- [Written instruction A]: Beginning at the first line of the entries and stopping after the line containing "232, 62, 255]", write those lines out again with "bar" replaced by "column". Keep everything else the same.

- [Source extract]:
- - -
One of my old employers dutifully did tape backups every day, and one of the bosses took them home.
During an upgrade it was revealed that the drive wasn't working, and hadn't been working for at least a year (I think that's how far back the backups went).
But I'd love to hear how people practice restoring all their backups on a regular basis when it requires having an enormous amount of space. Practically, I just restore a few backups every month, and if it works, I just assume the others work as well (which I know is a false assumption, but what are you going to do?)
These would happen outside heavy operation hours, and if successful, the restored servers would become the live servers in most instances.
These were done using scripted vmware instances, mostly restoring from StorageCraft Shadow Protect backups.
File server was the most resource intensive and the most prone to complaints about downtime, but usually the trade off was fine.
DB server was usually fine due to the out of hours restore, and the ability to master - slave - replicate - handover.
Mail server was usually transparent as you could set up smtp transfer rules for incoming, and outgoing didn't really care.
The trickier ones were things like IBM I Series servers that usually require periodic full system saves, restores and tests. These couldn't be done automatically without excessive licensing fees and much manual baby sitting.
If you get to the point where you have automatic scheduled DR, you can be pretty confident your backups are working.
It the automated DR fails, you roll back, learn whatever lesson the failure taught you, and change the system so it doesn't happen again.
Summary: schedule DR, not backups.
However, we have around 30 different databases, each of which take more than a day to restore. We backup databases every X days, upload them to S3, and delete the previous ones, keeping only the last 3 or so.
So if it takes us 30 days to restore all the databases, those backups might already have been gone in S3 as part of the cleanup operation anyway.
It just gets complicated, and non-trivial when you have multiple databases, each TB's large.
The solution is to have a tape or disk library and have the other machine take over for restore. If you have TBs of data you can afford a library and another PC to run the recovery test.
Nobody said it was. This subthread is about the importance of testing backups in general.
> If you have TBs of data you can afford a library and another PC to run the recovery test.
They already explained how that's not enough. Yes, they can add more, but you're missing some info there.
I've tried various options over the years but I haven't found a simple OTS non-tape offline backup solution. There's a lot of potential here for a solution.
- - -
- [Data]:
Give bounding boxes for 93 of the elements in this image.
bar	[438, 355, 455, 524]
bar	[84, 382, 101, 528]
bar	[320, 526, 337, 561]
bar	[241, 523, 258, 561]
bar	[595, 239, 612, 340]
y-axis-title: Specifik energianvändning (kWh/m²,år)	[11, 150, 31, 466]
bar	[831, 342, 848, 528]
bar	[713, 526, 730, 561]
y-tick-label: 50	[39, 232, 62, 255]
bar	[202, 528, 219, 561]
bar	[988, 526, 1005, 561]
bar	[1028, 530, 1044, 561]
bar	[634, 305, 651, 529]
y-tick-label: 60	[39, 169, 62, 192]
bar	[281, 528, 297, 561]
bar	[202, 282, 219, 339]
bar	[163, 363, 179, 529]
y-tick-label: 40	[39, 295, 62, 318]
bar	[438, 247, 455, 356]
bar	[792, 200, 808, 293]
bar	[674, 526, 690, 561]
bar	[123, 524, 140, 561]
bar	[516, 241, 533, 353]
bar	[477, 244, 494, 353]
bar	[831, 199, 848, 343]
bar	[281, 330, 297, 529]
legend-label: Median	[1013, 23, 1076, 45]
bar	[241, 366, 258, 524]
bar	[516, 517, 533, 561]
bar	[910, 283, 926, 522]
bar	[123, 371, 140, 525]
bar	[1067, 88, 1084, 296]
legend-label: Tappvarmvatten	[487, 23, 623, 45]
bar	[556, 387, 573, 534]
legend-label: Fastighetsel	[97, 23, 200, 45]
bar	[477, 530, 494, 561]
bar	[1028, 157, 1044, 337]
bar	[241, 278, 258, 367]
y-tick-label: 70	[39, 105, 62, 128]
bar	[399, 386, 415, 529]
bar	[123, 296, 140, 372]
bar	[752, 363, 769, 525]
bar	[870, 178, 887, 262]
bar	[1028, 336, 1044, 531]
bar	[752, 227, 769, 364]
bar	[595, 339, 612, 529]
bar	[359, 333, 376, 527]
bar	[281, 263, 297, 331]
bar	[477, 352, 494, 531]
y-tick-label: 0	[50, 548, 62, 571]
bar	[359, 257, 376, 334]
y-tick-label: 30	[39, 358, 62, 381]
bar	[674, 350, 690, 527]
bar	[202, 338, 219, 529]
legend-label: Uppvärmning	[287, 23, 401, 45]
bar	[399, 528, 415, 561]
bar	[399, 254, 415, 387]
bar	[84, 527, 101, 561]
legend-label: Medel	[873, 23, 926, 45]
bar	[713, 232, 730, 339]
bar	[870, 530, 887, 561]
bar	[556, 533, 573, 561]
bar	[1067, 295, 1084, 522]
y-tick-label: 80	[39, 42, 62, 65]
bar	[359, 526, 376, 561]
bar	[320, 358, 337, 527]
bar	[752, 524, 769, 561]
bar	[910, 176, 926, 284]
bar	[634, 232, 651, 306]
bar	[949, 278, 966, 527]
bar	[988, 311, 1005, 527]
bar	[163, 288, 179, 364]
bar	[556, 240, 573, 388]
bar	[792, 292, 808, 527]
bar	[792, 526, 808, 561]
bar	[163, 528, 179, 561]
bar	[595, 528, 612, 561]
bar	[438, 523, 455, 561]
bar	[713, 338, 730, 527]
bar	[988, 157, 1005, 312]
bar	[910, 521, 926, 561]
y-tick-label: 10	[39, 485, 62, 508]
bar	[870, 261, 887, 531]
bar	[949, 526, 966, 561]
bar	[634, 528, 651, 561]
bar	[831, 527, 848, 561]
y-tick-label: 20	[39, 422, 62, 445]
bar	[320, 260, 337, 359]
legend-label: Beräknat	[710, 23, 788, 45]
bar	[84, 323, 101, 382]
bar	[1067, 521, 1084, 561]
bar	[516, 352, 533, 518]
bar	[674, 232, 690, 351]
- - -
- [Written instruction B]: Using the backup-testing thread, decide whether each statement agrees with it: (i) the tape drive at the old employer had not been working for at least a year; (ii) the scripted vmware restores mostly used Veeam backups; (iii) only the last 3 or so database backups are kept in S3.

- [Response A]:
Give bounding boxes for 93 of the elements in this image.
column	[438, 355, 455, 524]
column	[84, 382, 101, 528]
column	[320, 526, 337, 561]
column	[241, 523, 258, 561]
column	[595, 239, 612, 340]
y-axis-title: Specifik energianvändning (kWh/m²,år)	[11, 150, 31, 466]
column	[831, 342, 848, 528]
column	[713, 526, 730, 561]
y-tick-label: 50	[39, 232, 62, 255]

- [Response B]:
(i) Yes: "hadn't been working for at least a year"
(ii) No: "mostly restoring from StorageCraft Shadow Protect backups"
(iii) Yes: "keeping only the last 3 or so"